**Aim of the task**
Using the listing below, copy every line that mentions "Mattia".

**Stored records**
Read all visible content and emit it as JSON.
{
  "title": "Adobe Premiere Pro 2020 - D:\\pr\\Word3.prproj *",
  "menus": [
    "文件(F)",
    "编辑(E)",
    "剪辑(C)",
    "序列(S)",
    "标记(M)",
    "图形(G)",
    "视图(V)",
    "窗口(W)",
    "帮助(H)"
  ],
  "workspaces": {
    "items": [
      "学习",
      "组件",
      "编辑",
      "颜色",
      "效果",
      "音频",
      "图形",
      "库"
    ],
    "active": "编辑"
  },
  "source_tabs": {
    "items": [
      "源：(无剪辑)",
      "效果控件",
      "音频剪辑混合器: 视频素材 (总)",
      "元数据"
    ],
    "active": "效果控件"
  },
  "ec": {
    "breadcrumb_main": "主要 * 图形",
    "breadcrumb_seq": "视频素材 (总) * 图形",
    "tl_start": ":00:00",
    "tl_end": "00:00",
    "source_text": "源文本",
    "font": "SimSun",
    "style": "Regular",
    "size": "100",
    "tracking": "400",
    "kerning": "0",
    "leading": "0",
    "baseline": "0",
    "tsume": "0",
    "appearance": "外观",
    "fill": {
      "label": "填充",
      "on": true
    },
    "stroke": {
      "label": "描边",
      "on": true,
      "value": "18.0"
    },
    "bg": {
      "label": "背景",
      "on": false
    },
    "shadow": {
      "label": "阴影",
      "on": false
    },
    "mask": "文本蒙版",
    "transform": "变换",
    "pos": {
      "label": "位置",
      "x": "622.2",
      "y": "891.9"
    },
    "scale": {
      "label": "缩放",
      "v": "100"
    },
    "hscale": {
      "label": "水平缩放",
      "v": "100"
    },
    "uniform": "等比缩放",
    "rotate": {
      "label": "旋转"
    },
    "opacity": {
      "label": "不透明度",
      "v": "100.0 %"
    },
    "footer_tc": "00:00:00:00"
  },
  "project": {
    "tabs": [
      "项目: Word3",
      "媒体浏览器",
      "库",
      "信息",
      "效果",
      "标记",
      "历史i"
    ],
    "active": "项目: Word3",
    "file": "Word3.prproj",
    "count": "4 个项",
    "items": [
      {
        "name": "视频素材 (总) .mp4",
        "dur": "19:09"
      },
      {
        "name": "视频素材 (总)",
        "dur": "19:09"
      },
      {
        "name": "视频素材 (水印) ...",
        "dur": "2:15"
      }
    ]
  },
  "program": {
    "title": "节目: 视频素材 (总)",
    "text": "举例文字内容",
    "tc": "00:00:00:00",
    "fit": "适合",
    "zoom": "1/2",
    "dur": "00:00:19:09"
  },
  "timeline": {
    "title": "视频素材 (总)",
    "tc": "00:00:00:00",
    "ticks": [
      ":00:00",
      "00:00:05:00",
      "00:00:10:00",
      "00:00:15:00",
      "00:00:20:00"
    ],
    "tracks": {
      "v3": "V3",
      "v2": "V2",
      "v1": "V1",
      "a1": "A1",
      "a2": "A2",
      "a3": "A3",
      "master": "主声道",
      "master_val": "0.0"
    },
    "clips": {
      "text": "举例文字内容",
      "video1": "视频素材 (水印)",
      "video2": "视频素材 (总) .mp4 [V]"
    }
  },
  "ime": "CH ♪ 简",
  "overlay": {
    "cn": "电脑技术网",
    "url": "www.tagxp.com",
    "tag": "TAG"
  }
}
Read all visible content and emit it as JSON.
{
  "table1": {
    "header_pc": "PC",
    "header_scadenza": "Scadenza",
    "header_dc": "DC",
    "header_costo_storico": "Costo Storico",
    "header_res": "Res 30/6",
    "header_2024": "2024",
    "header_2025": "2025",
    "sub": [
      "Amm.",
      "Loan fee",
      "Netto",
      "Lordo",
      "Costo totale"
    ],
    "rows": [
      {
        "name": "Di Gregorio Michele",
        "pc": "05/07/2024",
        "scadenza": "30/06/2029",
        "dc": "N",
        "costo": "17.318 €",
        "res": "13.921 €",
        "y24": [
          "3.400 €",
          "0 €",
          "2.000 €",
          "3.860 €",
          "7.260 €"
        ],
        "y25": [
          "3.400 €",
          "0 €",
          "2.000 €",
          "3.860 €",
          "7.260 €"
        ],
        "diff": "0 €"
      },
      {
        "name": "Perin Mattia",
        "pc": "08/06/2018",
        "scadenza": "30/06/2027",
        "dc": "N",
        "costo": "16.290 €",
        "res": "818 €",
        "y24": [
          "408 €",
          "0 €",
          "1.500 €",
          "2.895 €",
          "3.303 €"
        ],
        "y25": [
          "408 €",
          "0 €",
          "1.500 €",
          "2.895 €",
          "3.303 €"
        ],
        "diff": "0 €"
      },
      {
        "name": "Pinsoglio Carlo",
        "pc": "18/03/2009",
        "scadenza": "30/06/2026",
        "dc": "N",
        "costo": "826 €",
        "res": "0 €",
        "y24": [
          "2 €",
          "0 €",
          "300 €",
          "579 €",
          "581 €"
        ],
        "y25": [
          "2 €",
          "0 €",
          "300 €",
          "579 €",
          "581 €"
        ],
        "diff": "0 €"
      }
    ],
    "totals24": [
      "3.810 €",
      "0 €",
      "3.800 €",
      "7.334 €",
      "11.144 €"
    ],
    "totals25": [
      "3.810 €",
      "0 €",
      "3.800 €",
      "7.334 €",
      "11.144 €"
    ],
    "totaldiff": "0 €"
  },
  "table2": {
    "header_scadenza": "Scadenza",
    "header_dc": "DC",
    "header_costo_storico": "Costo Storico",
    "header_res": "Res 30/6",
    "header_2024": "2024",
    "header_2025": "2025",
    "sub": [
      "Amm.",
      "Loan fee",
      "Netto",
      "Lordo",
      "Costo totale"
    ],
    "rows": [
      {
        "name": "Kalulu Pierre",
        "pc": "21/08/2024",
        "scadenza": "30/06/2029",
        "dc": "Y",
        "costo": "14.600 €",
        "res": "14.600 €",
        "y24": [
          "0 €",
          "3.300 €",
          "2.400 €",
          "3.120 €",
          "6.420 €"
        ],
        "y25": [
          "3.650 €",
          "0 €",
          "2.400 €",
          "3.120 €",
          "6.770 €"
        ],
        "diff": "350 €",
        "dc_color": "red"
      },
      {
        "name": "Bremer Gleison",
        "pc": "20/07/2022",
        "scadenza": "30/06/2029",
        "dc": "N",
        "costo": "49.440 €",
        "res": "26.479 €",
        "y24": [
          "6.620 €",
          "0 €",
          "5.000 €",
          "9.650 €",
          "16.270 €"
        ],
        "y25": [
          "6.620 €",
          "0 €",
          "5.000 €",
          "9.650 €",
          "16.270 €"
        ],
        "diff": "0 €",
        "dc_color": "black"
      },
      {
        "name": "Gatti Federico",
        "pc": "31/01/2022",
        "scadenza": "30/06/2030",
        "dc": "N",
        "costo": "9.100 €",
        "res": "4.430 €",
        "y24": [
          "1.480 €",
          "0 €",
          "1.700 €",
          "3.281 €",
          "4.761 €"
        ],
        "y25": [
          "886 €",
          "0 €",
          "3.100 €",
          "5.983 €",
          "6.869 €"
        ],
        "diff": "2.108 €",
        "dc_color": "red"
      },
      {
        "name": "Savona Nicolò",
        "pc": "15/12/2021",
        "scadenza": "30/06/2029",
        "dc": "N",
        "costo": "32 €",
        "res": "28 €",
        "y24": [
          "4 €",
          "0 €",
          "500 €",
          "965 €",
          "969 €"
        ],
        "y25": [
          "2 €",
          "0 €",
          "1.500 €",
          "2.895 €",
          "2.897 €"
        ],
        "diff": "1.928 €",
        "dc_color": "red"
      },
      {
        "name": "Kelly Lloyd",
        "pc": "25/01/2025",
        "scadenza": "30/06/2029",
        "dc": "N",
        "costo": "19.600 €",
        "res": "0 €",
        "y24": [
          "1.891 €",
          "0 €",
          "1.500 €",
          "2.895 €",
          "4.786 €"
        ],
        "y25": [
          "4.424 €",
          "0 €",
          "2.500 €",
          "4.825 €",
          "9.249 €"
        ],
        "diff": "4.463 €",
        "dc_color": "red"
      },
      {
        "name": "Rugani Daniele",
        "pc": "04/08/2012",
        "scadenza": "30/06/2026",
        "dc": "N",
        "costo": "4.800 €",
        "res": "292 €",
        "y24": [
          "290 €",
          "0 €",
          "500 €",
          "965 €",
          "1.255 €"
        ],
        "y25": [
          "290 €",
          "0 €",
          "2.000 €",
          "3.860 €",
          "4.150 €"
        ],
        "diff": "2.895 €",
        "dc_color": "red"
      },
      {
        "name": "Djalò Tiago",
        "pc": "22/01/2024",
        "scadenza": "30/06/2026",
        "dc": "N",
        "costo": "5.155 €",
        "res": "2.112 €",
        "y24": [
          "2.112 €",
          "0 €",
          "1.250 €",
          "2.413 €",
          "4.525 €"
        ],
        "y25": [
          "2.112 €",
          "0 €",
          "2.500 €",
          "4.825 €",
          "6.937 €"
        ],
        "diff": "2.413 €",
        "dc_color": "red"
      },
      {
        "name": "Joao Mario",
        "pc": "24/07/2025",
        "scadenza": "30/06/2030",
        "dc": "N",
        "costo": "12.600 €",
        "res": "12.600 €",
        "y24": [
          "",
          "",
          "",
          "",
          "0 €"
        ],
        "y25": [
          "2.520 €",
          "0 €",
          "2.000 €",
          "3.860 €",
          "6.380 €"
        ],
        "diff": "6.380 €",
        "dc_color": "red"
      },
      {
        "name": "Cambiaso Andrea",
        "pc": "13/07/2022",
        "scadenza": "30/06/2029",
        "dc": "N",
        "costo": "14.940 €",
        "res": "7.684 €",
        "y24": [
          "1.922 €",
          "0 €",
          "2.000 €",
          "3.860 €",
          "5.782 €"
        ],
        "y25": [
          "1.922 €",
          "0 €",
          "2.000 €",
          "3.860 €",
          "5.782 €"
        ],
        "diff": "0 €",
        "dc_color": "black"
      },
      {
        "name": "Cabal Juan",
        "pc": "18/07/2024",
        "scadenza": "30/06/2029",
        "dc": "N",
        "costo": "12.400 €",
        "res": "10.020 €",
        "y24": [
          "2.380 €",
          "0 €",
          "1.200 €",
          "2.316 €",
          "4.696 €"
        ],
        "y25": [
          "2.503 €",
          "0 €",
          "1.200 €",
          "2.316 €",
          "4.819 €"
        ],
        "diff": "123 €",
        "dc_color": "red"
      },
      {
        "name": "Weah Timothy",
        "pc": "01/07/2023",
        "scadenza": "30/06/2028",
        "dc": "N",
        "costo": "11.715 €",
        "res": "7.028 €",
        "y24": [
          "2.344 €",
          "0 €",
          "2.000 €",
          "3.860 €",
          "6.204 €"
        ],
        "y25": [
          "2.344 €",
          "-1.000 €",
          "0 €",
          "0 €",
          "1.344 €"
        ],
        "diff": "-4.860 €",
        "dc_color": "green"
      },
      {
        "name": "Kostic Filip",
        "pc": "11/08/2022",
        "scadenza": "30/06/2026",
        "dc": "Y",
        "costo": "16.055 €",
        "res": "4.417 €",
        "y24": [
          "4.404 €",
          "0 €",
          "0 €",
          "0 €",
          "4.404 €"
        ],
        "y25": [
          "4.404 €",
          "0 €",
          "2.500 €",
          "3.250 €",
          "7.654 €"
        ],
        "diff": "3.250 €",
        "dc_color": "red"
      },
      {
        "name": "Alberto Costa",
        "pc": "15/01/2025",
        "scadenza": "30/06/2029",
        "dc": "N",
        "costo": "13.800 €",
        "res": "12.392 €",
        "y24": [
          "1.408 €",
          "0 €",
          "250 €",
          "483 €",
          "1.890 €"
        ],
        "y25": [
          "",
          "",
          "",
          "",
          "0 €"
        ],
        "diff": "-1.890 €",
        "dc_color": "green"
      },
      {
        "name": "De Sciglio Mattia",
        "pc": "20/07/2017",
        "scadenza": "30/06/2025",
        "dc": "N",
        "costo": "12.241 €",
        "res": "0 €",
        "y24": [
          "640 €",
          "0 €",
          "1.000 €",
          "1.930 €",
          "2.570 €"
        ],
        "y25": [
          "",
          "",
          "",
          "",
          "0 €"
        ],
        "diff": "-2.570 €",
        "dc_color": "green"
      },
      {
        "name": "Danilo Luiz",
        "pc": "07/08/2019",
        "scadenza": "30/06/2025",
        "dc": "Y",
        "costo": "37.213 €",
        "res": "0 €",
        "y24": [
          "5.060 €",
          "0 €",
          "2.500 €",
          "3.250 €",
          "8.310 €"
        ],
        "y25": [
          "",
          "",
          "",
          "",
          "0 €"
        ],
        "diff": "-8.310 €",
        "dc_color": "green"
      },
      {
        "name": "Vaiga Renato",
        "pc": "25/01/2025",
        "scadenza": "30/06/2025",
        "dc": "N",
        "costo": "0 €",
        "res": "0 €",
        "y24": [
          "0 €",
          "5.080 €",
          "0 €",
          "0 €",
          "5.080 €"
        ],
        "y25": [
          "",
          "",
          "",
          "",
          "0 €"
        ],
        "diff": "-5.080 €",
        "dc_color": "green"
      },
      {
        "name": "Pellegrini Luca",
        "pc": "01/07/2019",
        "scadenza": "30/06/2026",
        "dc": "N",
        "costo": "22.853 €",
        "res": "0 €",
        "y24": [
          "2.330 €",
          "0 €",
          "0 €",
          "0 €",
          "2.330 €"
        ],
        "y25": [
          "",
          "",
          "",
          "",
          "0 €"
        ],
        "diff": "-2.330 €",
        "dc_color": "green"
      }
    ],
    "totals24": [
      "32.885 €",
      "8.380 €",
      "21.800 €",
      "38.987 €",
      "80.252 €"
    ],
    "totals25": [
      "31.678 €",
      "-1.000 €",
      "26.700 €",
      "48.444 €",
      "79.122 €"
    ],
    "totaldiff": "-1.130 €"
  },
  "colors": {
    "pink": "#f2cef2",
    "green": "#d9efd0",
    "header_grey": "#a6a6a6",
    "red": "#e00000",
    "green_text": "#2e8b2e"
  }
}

**Response**
        "name": "Perin Mattia",
        "name": "De Sciglio Mattia",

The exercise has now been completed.